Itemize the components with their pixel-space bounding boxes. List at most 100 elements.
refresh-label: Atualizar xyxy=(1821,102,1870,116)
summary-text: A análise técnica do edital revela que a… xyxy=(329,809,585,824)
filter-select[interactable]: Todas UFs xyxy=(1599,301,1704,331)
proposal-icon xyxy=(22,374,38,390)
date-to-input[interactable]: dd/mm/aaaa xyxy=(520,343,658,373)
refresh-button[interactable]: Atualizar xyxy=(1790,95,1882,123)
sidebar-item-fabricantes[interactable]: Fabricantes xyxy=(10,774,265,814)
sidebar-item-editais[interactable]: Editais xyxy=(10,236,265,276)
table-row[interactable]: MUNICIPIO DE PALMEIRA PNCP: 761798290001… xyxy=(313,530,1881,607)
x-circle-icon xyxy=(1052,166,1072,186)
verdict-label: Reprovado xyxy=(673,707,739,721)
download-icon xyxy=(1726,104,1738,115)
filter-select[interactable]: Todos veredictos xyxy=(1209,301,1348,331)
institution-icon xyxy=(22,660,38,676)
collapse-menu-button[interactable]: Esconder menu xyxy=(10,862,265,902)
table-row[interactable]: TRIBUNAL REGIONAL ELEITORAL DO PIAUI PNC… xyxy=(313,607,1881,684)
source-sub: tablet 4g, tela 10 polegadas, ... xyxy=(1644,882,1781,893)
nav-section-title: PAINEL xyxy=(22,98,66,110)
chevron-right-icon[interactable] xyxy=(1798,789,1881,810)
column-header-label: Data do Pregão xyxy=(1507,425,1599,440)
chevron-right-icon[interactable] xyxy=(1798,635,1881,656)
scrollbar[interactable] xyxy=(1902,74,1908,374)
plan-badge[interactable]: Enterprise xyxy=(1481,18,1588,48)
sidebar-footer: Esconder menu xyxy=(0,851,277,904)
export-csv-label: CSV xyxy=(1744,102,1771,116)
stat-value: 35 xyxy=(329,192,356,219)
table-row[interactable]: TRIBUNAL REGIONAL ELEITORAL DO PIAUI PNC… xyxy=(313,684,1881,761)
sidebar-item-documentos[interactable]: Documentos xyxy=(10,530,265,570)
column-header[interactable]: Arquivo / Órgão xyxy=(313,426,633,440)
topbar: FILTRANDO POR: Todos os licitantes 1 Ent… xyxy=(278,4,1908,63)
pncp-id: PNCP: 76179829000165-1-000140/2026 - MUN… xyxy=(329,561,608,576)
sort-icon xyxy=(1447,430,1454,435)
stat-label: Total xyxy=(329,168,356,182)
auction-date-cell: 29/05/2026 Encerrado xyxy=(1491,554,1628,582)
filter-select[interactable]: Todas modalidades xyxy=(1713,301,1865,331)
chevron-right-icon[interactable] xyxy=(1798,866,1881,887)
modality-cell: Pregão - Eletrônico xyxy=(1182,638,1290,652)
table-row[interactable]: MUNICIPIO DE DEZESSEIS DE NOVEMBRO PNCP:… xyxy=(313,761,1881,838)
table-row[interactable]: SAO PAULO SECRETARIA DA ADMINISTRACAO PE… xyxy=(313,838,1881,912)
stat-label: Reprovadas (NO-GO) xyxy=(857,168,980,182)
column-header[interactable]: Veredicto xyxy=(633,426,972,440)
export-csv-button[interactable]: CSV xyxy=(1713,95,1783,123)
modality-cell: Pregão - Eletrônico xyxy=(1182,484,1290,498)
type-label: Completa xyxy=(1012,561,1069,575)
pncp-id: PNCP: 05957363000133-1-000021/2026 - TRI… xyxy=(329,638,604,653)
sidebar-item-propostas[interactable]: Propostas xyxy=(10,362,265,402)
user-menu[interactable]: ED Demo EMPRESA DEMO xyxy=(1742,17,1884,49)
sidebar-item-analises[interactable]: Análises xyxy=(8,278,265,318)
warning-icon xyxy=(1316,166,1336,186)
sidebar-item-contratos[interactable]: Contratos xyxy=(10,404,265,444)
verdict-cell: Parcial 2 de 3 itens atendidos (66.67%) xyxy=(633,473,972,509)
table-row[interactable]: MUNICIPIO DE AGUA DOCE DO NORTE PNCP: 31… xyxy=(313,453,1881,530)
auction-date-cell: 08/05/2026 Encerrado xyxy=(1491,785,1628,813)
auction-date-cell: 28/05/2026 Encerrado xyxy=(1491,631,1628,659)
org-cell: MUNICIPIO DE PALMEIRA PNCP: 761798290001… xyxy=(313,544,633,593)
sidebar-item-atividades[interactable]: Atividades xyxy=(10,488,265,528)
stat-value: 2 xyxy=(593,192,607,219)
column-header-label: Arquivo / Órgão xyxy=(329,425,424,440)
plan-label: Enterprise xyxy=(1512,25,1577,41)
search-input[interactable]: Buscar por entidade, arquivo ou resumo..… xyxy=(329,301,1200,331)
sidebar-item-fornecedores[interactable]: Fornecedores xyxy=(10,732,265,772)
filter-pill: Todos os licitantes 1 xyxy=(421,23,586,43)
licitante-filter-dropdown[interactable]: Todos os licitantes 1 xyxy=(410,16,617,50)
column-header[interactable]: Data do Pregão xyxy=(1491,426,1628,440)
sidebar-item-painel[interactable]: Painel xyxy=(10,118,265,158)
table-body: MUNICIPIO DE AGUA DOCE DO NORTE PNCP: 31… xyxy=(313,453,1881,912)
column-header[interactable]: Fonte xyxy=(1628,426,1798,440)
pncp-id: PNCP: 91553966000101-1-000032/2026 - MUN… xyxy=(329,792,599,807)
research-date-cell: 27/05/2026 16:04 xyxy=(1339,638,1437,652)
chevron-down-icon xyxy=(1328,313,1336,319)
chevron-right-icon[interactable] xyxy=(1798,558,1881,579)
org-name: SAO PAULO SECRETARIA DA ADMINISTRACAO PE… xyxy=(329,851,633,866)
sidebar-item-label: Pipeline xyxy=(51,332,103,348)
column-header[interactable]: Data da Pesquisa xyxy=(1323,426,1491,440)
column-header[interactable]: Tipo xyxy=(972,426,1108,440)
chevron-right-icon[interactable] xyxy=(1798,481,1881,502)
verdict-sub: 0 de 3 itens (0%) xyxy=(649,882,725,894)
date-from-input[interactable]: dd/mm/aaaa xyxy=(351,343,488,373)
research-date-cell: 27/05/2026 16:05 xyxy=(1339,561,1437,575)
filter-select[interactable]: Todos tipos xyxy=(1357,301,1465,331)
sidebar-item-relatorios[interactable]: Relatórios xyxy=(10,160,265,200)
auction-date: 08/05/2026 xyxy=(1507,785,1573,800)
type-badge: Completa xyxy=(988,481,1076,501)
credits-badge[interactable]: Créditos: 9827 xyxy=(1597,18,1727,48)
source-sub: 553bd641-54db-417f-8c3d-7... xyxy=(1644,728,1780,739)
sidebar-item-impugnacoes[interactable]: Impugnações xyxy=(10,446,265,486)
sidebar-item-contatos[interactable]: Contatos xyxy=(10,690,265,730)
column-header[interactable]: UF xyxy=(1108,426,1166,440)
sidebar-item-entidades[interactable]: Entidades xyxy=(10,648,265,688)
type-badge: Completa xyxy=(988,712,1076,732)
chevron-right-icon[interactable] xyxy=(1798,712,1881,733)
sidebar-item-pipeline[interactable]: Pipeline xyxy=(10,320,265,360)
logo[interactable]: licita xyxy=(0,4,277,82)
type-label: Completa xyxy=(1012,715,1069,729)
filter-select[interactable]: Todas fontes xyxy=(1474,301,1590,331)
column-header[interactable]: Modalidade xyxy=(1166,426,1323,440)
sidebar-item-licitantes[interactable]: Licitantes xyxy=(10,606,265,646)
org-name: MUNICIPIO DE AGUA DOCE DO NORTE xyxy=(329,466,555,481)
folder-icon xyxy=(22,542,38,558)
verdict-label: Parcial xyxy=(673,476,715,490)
────────────────────────────────────────
_Aim:_ Copy every one of the rows above word for word, without changing anything.

_Answer to the exercise:_
Itemize the components with their pixel-space bounding boxes. List at most 100 elements.
refresh-label: Atualizar xyxy=(1821,102,1870,116)
summary-text: A análise técnica do edital revela que a… xyxy=(329,809,585,824)
filter-select[interactable]: Todas UFs xyxy=(1599,301,1704,331)
proposal-icon xyxy=(22,374,38,390)
date-to-input[interactable]: dd/mm/aaaa xyxy=(520,343,658,373)
refresh-button[interactable]: Atualizar xyxy=(1790,95,1882,123)
sidebar-item-fabricantes[interactable]: Fabricantes xyxy=(10,774,265,814)
sidebar-item-editais[interactable]: Editais xyxy=(10,236,265,276)
table-row[interactable]: MUNICIPIO DE PALMEIRA PNCP: 761798290001… xyxy=(313,530,1881,607)
x-circle-icon xyxy=(1052,166,1072,186)
verdict-label: Reprovado xyxy=(673,707,739,721)
download-icon xyxy=(1726,104,1738,115)
filter-select[interactable]: Todos veredictos xyxy=(1209,301,1348,331)
institution-icon xyxy=(22,660,38,676)
collapse-menu-button[interactable]: Esconder menu xyxy=(10,862,265,902)
table-row[interactable]: TRIBUNAL REGIONAL ELEITORAL DO PIAUI PNC… xyxy=(313,607,1881,684)
source-sub: tablet 4g, tela 10 polegadas, ... xyxy=(1644,882,1781,893)
nav-section-title: PAINEL xyxy=(22,98,66,110)
chevron-right-icon[interactable] xyxy=(1798,789,1881,810)
column-header-label: Data do Pregão xyxy=(1507,425,1599,440)
chevron-right-icon[interactable] xyxy=(1798,635,1881,656)
scrollbar[interactable] xyxy=(1902,74,1908,374)
plan-badge[interactable]: Enterprise xyxy=(1481,18,1588,48)
sidebar-footer: Esconder menu xyxy=(0,851,277,904)
export-csv-label: CSV xyxy=(1744,102,1771,116)
stat-value: 35 xyxy=(329,192,356,219)
table-row[interactable]: TRIBUNAL REGIONAL ELEITORAL DO PIAUI PNC… xyxy=(313,684,1881,761)
sidebar-item-documentos[interactable]: Documentos xyxy=(10,530,265,570)
column-header[interactable]: Arquivo / Órgão xyxy=(313,426,633,440)
topbar: FILTRANDO POR: Todos os licitantes 1 Ent… xyxy=(278,4,1908,63)
pncp-id: PNCP: 76179829000165-1-000140/2026 - MUN… xyxy=(329,561,608,576)
sort-icon xyxy=(1447,430,1454,435)
stat-label: Total xyxy=(329,168,356,182)
auction-date-cell: 29/05/2026 Encerrado xyxy=(1491,554,1628,582)
filter-select[interactable]: Todas modalidades xyxy=(1713,301,1865,331)
chevron-right-icon[interactable] xyxy=(1798,866,1881,887)
modality-cell: Pregão - Eletrônico xyxy=(1182,638,1290,652)
table-row[interactable]: MUNICIPIO DE DEZESSEIS DE NOVEMBRO PNCP:… xyxy=(313,761,1881,838)
table-row[interactable]: SAO PAULO SECRETARIA DA ADMINISTRACAO PE… xyxy=(313,838,1881,912)
stat-label: Reprovadas (NO-GO) xyxy=(857,168,980,182)
column-header[interactable]: Veredicto xyxy=(633,426,972,440)
export-csv-button[interactable]: CSV xyxy=(1713,95,1783,123)
modality-cell: Pregão - Eletrônico xyxy=(1182,484,1290,498)
type-label: Completa xyxy=(1012,561,1069,575)
pncp-id: PNCP: 05957363000133-1-000021/2026 - TRI… xyxy=(329,638,604,653)
sidebar-item-propostas[interactable]: Propostas xyxy=(10,362,265,402)
user-menu[interactable]: ED Demo EMPRESA DEMO xyxy=(1742,17,1884,49)
sidebar-item-analises[interactable]: Análises xyxy=(8,278,265,318)
warning-icon xyxy=(1316,166,1336,186)
sidebar-item-contratos[interactable]: Contratos xyxy=(10,404,265,444)
verdict-cell: Parcial 2 de 3 itens atendidos (66.67%) xyxy=(633,473,972,509)
table-row[interactable]: MUNICIPIO DE AGUA DOCE DO NORTE PNCP: 31… xyxy=(313,453,1881,530)
auction-date-cell: 08/05/2026 Encerrado xyxy=(1491,785,1628,813)
auction-date-cell: 28/05/2026 Encerrado xyxy=(1491,631,1628,659)
org-cell: MUNICIPIO DE PALMEIRA PNCP: 761798290001… xyxy=(313,544,633,593)
sidebar-item-atividades[interactable]: Atividades xyxy=(10,488,265,528)
stat-value: 2 xyxy=(593,192,607,219)
column-header-label: Arquivo / Órgão xyxy=(329,425,424,440)
plan-label: Enterprise xyxy=(1512,25,1577,41)
search-input[interactable]: Buscar por entidade, arquivo ou resumo..… xyxy=(329,301,1200,331)
sidebar-item-fornecedores[interactable]: Fornecedores xyxy=(10,732,265,772)
filter-pill: Todos os licitantes 1 xyxy=(421,23,586,43)
licitante-filter-dropdown[interactable]: Todos os licitantes 1 xyxy=(410,16,617,50)
column-header[interactable]: Data do Pregão xyxy=(1491,426,1628,440)
sidebar-item-painel[interactable]: Painel xyxy=(10,118,265,158)
table-body: MUNICIPIO DE AGUA DOCE DO NORTE PNCP: 31… xyxy=(313,453,1881,912)
column-header[interactable]: Fonte xyxy=(1628,426,1798,440)
pncp-id: PNCP: 91553966000101-1-000032/2026 - MUN… xyxy=(329,792,599,807)
research-date-cell: 27/05/2026 16:04 xyxy=(1339,638,1437,652)
chevron-down-icon xyxy=(1328,313,1336,319)
chevron-right-icon[interactable] xyxy=(1798,558,1881,579)
org-name: SAO PAULO SECRETARIA DA ADMINISTRACAO PE… xyxy=(329,851,633,866)
sidebar-item-label: Pipeline xyxy=(51,332,103,348)
column-header[interactable]: Data da Pesquisa xyxy=(1323,426,1491,440)
column-header[interactable]: Tipo xyxy=(972,426,1108,440)
chevron-right-icon[interactable] xyxy=(1798,481,1881,502)
verdict-sub: 0 de 3 itens (0%) xyxy=(649,882,725,894)
date-from-input[interactable]: dd/mm/aaaa xyxy=(351,343,488,373)
research-date-cell: 27/05/2026 16:05 xyxy=(1339,561,1437,575)
filter-select[interactable]: Todos tipos xyxy=(1357,301,1465,331)
sidebar-item-relatorios[interactable]: Relatórios xyxy=(10,160,265,200)
auction-date: 08/05/2026 xyxy=(1507,785,1573,800)
type-badge: Completa xyxy=(988,481,1076,501)
credits-badge[interactable]: Créditos: 9827 xyxy=(1597,18,1727,48)
source-sub: 553bd641-54db-417f-8c3d-7... xyxy=(1644,728,1780,739)
sidebar-item-impugnacoes[interactable]: Impugnações xyxy=(10,446,265,486)
sidebar-item-contatos[interactable]: Contatos xyxy=(10,690,265,730)
column-header[interactable]: UF xyxy=(1108,426,1166,440)
sidebar-item-entidades[interactable]: Entidades xyxy=(10,648,265,688)
type-badge: Completa xyxy=(988,712,1076,732)
chevron-right-icon[interactable] xyxy=(1798,712,1881,733)
sidebar-item-pipeline[interactable]: Pipeline xyxy=(10,320,265,360)
logo[interactable]: licita xyxy=(0,4,277,82)
type-label: Completa xyxy=(1012,715,1069,729)
filter-select[interactable]: Todas fontes xyxy=(1474,301,1590,331)
column-header[interactable]: Modalidade xyxy=(1166,426,1323,440)
sidebar-item-licitantes[interactable]: Licitantes xyxy=(10,606,265,646)
org-name: MUNICIPIO DE AGUA DOCE DO NORTE xyxy=(329,466,555,481)
folder-icon xyxy=(22,542,38,558)
verdict-label: Parcial xyxy=(673,476,715,490)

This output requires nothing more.